● **WHAT TO PRODUCE**: Find each line containing the string "this". Copy it.

--- BEGIN SUPPLIED MATERIAL ---

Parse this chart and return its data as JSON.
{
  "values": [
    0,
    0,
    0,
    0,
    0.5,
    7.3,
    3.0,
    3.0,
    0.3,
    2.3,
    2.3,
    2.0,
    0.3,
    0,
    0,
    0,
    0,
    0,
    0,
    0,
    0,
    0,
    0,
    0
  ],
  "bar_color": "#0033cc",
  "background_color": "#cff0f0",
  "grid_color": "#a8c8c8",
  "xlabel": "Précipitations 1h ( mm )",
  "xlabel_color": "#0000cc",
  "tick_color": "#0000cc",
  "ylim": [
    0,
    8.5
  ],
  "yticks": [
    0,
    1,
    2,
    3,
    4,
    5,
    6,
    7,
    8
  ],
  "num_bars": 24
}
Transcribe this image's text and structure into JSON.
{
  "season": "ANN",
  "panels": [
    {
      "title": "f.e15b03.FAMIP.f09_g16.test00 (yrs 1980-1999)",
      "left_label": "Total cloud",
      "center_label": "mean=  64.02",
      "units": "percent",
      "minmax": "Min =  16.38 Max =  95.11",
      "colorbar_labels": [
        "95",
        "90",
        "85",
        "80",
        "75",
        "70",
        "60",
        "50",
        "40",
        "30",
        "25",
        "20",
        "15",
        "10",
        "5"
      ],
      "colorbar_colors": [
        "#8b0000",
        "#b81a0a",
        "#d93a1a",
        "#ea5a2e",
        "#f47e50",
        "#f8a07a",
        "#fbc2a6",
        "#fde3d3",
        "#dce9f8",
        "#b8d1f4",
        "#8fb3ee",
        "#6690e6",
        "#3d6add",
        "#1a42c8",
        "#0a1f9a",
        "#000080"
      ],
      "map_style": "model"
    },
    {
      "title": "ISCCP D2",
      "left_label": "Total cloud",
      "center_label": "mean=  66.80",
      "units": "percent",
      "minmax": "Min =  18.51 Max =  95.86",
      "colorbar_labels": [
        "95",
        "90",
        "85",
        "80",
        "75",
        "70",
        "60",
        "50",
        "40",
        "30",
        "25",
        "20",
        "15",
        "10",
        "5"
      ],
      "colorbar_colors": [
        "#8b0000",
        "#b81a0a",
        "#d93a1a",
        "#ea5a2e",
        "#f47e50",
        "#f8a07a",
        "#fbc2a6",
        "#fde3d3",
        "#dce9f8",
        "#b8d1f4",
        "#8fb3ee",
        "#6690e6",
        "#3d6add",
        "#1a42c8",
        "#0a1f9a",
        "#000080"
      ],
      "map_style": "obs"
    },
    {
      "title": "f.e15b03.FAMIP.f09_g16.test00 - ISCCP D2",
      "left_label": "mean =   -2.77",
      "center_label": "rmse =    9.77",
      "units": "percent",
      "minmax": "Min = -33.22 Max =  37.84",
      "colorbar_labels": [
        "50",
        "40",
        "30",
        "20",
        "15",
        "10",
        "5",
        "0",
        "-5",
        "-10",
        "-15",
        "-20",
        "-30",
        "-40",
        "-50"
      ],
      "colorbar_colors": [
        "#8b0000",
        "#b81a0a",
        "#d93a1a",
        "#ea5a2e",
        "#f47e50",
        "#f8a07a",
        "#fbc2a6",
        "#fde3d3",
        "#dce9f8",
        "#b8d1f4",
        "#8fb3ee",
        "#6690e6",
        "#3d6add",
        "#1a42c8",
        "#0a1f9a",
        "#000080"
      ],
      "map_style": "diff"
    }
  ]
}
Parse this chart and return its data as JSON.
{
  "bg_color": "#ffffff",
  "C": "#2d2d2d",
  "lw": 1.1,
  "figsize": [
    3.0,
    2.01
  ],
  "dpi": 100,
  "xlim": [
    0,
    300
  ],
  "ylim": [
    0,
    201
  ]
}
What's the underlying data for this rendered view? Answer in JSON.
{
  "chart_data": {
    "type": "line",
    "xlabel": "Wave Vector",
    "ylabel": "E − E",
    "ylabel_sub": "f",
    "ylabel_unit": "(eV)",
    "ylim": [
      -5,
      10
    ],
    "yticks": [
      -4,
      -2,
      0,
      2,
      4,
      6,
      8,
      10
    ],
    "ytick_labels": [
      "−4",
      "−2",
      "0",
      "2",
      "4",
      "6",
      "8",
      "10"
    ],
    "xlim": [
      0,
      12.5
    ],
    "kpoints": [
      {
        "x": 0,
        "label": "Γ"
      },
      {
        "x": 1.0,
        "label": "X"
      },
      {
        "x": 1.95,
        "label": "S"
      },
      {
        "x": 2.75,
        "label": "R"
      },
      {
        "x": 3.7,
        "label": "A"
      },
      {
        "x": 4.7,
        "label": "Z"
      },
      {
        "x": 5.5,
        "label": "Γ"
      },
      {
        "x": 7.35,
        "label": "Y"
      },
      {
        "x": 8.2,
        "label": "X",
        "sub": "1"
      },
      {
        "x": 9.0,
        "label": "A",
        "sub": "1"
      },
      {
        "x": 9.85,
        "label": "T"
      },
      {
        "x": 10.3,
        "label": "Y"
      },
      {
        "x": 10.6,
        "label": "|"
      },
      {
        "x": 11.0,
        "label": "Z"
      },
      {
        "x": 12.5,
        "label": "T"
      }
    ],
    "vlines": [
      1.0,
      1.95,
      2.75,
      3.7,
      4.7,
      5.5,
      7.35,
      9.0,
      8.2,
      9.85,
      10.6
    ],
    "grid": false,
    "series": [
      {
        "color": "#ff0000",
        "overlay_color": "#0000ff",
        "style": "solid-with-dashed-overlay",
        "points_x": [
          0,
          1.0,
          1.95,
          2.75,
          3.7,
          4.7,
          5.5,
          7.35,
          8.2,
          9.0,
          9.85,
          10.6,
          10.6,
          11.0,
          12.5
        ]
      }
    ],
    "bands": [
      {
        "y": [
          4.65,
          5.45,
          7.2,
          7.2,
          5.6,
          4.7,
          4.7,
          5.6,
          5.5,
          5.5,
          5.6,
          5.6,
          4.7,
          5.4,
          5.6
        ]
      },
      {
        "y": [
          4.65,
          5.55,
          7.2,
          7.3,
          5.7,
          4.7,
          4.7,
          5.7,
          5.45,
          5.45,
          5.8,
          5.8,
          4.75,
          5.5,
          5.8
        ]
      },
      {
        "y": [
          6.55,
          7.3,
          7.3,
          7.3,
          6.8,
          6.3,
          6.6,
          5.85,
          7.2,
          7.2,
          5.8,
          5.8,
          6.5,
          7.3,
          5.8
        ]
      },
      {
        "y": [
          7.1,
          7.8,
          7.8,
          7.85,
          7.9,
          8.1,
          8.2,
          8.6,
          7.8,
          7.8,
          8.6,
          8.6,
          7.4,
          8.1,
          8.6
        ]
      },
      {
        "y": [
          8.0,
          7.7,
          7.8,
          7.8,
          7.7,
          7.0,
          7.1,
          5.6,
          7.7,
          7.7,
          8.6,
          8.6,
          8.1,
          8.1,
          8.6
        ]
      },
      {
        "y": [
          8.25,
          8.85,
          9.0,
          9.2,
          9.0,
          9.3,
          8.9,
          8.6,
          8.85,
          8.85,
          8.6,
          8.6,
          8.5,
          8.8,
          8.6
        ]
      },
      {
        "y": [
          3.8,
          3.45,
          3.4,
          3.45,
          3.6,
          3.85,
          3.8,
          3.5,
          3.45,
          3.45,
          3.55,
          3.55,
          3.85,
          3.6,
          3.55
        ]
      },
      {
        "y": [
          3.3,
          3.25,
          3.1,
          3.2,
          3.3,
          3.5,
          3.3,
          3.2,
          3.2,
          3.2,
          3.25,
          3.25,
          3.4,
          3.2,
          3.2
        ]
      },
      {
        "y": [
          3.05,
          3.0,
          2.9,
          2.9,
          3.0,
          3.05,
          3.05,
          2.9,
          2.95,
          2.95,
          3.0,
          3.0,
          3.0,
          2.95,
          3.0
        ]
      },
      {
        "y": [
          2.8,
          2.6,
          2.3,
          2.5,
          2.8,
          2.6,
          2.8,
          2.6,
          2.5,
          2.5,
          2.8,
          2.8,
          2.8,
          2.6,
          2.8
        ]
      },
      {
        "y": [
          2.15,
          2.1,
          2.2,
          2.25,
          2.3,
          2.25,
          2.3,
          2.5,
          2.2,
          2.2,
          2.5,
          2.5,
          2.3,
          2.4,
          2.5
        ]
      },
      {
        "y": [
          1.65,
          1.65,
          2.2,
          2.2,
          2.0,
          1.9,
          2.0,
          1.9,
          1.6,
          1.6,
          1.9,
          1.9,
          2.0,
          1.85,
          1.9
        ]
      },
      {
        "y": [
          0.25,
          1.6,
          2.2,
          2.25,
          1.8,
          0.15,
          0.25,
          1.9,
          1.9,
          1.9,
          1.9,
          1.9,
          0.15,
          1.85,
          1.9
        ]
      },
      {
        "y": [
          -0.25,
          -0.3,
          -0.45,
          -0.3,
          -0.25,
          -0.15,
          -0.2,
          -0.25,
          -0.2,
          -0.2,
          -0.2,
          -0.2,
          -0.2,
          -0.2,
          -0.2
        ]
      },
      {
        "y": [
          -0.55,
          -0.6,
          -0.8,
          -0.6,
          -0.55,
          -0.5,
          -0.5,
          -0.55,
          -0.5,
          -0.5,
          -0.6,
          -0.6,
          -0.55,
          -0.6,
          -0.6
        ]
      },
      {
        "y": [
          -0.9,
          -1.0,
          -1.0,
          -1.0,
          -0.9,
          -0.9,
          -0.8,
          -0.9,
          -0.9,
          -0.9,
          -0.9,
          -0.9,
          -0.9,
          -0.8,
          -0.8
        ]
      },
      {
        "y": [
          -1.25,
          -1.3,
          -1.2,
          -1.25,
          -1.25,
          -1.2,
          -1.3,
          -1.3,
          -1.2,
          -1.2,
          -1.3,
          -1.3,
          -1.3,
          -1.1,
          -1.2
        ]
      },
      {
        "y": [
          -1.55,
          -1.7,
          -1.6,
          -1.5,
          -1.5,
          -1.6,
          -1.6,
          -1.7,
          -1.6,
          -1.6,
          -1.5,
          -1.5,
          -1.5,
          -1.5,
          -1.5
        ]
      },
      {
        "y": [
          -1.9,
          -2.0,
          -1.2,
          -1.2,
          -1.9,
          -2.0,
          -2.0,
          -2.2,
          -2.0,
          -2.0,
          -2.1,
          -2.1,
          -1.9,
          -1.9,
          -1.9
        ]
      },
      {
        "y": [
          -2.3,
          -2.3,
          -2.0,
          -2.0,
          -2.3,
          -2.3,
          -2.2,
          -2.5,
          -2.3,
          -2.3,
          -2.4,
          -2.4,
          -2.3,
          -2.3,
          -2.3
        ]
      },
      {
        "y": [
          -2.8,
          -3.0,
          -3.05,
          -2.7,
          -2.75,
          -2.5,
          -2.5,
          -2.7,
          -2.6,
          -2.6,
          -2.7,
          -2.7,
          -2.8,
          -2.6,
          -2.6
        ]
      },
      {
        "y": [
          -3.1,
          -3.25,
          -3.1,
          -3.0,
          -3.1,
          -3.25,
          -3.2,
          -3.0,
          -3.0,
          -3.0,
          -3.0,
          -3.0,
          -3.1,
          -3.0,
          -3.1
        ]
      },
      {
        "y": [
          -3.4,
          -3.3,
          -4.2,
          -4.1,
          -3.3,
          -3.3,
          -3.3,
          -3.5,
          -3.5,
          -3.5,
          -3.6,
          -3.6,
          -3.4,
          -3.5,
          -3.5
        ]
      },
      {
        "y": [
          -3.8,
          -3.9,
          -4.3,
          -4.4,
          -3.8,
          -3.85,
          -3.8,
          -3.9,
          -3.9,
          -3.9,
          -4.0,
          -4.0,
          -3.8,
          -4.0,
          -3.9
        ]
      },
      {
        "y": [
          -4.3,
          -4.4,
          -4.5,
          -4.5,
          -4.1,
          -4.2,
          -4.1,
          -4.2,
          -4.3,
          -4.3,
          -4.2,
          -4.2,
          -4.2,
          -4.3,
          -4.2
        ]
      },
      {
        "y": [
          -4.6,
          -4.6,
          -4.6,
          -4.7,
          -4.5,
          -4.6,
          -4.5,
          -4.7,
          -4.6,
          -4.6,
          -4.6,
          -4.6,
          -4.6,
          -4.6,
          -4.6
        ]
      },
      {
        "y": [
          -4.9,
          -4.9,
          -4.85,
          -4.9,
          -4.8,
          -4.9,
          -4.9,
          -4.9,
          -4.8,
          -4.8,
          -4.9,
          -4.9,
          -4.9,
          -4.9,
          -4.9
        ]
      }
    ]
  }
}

--- END SUPPLIED MATERIAL ---

● **FULL OUTPUT**:
Parse this chart and return its data as JSON.
Transcribe this image's text and structure into JSON.
Parse this chart and return its data as JSON.
What's the underlying data for this rendered view? Answer in JSON.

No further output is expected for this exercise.